---- DATASET
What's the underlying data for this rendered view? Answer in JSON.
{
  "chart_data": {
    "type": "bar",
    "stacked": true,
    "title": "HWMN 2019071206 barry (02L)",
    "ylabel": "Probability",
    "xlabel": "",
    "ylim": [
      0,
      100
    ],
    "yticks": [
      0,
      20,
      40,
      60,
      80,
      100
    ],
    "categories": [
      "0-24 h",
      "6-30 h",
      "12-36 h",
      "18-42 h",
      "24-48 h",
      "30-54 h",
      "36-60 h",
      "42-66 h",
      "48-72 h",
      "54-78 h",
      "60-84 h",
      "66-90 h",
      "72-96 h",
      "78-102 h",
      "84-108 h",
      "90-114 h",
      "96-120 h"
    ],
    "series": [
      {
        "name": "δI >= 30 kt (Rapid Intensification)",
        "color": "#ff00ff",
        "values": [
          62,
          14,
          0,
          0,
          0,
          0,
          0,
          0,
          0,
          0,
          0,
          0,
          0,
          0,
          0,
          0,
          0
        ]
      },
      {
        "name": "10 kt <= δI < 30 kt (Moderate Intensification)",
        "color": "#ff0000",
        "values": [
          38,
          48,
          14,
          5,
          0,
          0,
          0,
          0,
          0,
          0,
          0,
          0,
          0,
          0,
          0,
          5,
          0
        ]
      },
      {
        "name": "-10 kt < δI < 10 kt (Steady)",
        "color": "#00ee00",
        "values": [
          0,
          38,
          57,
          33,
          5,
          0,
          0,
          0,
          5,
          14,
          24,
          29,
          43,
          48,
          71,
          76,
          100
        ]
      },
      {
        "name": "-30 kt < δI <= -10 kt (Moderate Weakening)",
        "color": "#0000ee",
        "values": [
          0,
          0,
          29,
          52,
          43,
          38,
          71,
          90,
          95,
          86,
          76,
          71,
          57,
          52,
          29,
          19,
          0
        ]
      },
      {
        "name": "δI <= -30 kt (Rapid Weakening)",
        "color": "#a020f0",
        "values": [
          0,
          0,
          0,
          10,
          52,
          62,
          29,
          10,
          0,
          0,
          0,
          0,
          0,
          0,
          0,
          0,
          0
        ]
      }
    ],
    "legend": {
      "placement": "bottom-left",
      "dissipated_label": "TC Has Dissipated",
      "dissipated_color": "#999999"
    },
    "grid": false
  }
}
--------
▶ [EXERCISE BRIEF]:
Reproduce each record exactly as it appears.

▶ [RESPONSE]:
What's the underlying data for this rendered view? Answer in JSON.
{
  "chart_data": {
    "type": "bar",
    "stacked": true,
    "title": "HWMN 2019071206 barry (02L)",
    "ylabel": "Probability",
    "xlabel": "",
    "ylim": [
      0,
      100
    ],
    "yticks": [
      0,
      20,
      40,
      60,
      80,
      100
    ],
    "categories": [
      "0-24 h",
      "6-30 h",
      "12-36 h",
      "18-42 h",
      "24-48 h",
      "30-54 h",
      "36-60 h",
      "42-66 h",
      "48-72 h",
      "54-78 h",
      "60-84 h",
      "66-90 h",
      "72-96 h",
      "78-102 h",
      "84-108 h",
      "90-114 h",
      "96-120 h"
    ],
    "series": [
      {
        "name": "δI >= 30 kt (Rapid Intensification)",
        "color": "#ff00ff",
        "values": [
          62,
          14,
          0,
          0,
          0,
          0,
          0,
          0,
          0,
          0,
          0,
          0,
          0,
          0,
          0,
          0,
          0
        ]
      },
      {
        "name": "10 kt <= δI < 30 kt (Moderate Intensification)",
        "color": "#ff0000",
        "values": [
          38,
          48,
          14,
          5,
          0,
          0,
          0,
          0,
          0,
          0,
          0,
          0,
          0,
          0,
          0,
          5,
          0
        ]
      },
      {
        "name": "-10 kt < δI < 10 kt (Steady)",
        "color": "#00ee00",
        "values": [
          0,
          38,
          57,
          33,
          5,
          0,
          0,
          0,
          5,
          14,
          24,
          29,
          43,
          48,
          71,
          76,
          100
        ]
      },
      {
        "name": "-30 kt < δI <= -10 kt (Moderate Weakening)",
        "color": "#0000ee",
        "values": [
          0,
          0,
          29,
          52,
          43,
          38,
          71,
          90,
          95,
          86,
          76,
          71,
          57,
          52,
          29,
          19,
          0
        ]
      },
      {
        "name": "δI <= -30 kt (Rapid Weakening)",
        "color": "#a020f0",
        "values": [
          0,
          0,
          0,
          10,
          52,
          62,
          29,
          10,
          0,
          0,
          0,
          0,
          0,
          0,
          0,
          0,
          0
        ]
      }
    ],
    "legend": {
      "placement": "bottom-left",
      "dissipated_label": "TC Has Dissipated",
      "dissipated_color": "#999999"
    },
    "grid": false
  }
}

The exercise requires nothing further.